## [Metin bölümü]
::::::

İnsanlar, niye dinlenceye gider? Dinlenmek için tabi ki…
Peki, insan nasıl dinlenir? Dinlenmek, yan gelip yatmak mıdır sabahtan
akşam, akşamdan sabaha dek?
Kentteki yaşam yoğunluğunu, gittiğimiz yere taşımak mıdır
dinlence? Yoksa hısım akraba, eş dost, cümbür cemaat bir eve tıkılıp yiyip
içmek, denize girmek midir dinlenmek?
Sorular uzayıp gider. Ben, dinlence deyince ne anlıyorum,
bunu anlatayım burada. Çünkü her insanın dinlenceden anladığı birbirinden çok
farklı. Dinlenmek de kişiden kişiye değişmekte.
Yıllardır yaşamakta olduğum İstanbul, kimi zaman üstüme
karabasan gibi çöker. Kendimi soluksuz sanırım o anlarda. İnsan kalabalığı
üstüme üstüme gelir. Korna sesleri, motor gürültüleri kulaklarımı işitmez
yapar. Gri ve karanın egemen olduğu kent, tinsel bir sıkıcılığın nedenidir çoğu
kez. Neredeyse her gün bir koşturma içindeyiz şu koca kentte. Hep bir yerlere
yetişme, geç kalma kaygısıyla tinsel bir gerilimin içindeyiz. Zamanın nasıl
geçip gittiğini anlayamıyoruz bu koşturmaca içinde. Gün, çok kısa kentte…
“Kentte insan, neyi özler?” diye sorsalar bana. “En çok
sessizliği, zamanın ağır ağır akmasını, tenhalığı ve doğayı özlerim.” derim.

::::::

## [Kayıt alıntıları]
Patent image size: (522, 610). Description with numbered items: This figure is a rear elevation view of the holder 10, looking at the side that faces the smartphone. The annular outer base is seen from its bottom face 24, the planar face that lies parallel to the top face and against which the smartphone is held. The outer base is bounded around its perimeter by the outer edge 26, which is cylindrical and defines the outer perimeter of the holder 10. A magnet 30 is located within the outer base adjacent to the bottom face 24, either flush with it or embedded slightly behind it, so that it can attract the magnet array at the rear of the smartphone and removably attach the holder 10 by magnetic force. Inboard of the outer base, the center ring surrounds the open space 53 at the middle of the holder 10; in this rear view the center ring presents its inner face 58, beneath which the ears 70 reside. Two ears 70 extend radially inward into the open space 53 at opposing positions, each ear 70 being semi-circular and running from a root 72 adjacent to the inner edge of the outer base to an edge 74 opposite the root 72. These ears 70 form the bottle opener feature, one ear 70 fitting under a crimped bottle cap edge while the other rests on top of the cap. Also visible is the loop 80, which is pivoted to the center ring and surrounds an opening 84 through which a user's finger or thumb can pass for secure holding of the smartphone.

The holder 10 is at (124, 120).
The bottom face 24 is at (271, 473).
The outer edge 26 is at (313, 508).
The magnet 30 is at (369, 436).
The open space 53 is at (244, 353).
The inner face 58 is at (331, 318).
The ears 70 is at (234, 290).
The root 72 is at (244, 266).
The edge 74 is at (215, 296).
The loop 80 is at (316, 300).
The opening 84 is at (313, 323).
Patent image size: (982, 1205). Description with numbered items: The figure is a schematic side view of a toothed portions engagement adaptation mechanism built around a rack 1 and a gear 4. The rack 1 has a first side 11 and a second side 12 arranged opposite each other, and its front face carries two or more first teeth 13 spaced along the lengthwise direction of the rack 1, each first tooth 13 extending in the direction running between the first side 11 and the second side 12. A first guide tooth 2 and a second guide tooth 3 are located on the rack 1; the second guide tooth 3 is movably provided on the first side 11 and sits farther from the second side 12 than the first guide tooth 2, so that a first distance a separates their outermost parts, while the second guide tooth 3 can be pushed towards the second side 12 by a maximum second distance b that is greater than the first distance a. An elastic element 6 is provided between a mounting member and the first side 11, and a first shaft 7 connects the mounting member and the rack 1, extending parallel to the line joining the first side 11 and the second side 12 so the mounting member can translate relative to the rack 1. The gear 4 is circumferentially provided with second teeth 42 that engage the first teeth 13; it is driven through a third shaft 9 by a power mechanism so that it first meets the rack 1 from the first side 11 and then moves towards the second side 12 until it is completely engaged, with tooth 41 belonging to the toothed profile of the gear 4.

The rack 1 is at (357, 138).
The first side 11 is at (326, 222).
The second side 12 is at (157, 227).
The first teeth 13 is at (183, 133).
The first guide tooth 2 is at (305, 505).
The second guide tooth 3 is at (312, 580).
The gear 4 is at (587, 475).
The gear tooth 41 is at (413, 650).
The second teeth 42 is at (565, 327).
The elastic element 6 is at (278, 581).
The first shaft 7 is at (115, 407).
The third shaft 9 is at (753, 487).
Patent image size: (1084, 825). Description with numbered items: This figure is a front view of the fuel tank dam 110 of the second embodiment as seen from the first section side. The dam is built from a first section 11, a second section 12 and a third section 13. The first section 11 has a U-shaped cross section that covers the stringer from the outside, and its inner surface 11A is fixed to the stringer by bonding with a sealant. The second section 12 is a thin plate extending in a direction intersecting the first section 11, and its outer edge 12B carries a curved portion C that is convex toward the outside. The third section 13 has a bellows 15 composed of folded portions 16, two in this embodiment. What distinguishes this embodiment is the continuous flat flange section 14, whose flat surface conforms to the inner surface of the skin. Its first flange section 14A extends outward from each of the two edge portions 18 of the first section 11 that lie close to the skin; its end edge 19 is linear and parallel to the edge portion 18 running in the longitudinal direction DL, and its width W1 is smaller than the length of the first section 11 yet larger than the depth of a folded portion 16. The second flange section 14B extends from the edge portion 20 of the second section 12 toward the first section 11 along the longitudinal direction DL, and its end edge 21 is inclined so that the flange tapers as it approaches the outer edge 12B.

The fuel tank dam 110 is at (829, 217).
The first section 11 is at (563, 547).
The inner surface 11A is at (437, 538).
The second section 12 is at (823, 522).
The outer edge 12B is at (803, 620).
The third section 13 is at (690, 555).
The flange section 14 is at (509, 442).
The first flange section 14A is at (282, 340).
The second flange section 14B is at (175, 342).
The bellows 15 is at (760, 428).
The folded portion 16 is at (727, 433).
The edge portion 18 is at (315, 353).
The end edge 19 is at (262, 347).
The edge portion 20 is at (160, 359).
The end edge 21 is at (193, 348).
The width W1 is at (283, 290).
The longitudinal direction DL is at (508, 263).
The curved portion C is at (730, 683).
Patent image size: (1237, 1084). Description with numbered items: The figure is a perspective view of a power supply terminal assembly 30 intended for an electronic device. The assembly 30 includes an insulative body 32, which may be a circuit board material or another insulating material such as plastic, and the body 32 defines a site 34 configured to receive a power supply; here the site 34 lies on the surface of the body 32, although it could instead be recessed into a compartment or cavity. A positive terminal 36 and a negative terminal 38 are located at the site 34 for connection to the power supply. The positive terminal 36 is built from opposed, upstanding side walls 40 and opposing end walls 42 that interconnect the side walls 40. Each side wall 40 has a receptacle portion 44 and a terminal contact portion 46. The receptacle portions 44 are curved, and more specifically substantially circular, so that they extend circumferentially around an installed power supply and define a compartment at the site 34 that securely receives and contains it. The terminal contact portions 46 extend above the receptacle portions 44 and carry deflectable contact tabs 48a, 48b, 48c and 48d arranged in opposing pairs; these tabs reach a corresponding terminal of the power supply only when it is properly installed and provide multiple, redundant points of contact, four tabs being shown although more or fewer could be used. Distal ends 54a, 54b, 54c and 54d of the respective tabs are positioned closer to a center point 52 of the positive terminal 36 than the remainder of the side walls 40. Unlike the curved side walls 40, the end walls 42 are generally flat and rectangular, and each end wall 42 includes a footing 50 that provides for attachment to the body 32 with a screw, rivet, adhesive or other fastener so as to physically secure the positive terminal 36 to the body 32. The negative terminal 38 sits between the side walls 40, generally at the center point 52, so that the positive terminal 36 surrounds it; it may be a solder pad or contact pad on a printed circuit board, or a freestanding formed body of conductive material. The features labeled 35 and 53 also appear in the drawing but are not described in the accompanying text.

::::::

## [Alıştırma görevi 1]
Kayıtlarda "Patent image size: (1084, 825)." ifadesini içeren satırdan "The outer edge 12B is at (803, 620)." ifadesini içeren satıra kadar, iki uç da dahil olmak üzere her şeyi olduğu gibi yeniden yazın.
## [Alıştırma görevi 2]
Dinlence üzerine yazıyı, gösterilen son cümleden sonrasını yazarak sürdürün.

## [Yazılı yanıt 1]
Patent image size: (1084, 825). Description with numbered items: This figure is a front view of the fuel tank dam 110 of the second embodiment as seen from the first section side. The dam is built from a first section 11, a second section 12 and a third section 13. The first section 11 has a U-shaped cross section that covers the stringer from the outside, and its inner surface 11A is fixed to the stringer by bonding with a sealant. The second section 12 is a thin plate extending in a direction intersecting the first section 11, and its outer edge 12B carries a curved portion C that is convex toward the outside. The third section 13 has a bellows 15 composed of folded portions 16, two in this embodiment. What distinguishes this embodiment is the continuous flat flange section 14, whose flat surface conforms to the inner surface of the skin. Its first flange section 14A extends outward from each of the two edge portions 18 of the first section 11 that lie close to the skin; its end edge 19 is linear and parallel to the edge portion 18 running in the longitudinal direction DL, and its width W1 is smaller than the length of the first section 11 yet larger than the depth of a folded portion 16. The second flange section 14B extends from the edge portion 20 of the second section 12 toward the first section 11 along the longitudinal direction DL, and its end edge 21 is inclined so that the flange tapers as it approaches the outer edge 12B.

The fuel tank dam 110 is at (829, 217).
The first section 11 is at (563, 547).
The inner surface 11A is at (437, 538).
The second section 12 is at (823, 522).
The outer edge 12B is at (803, 620).

## [Yazılı yanıt 2]
İşte, dinlence anlayışımı da oluşturan bu.
Neredeyse ülkemizin her ilinde ve birçok ilçesinde
tanıdıklarım var. Yeni insanlarla tanışmayı, onlarla kısa zamanda dostluklar
kurmayı severim. Zaten her gezimde onlarca insanla yeni dostluklar kurmaktayım.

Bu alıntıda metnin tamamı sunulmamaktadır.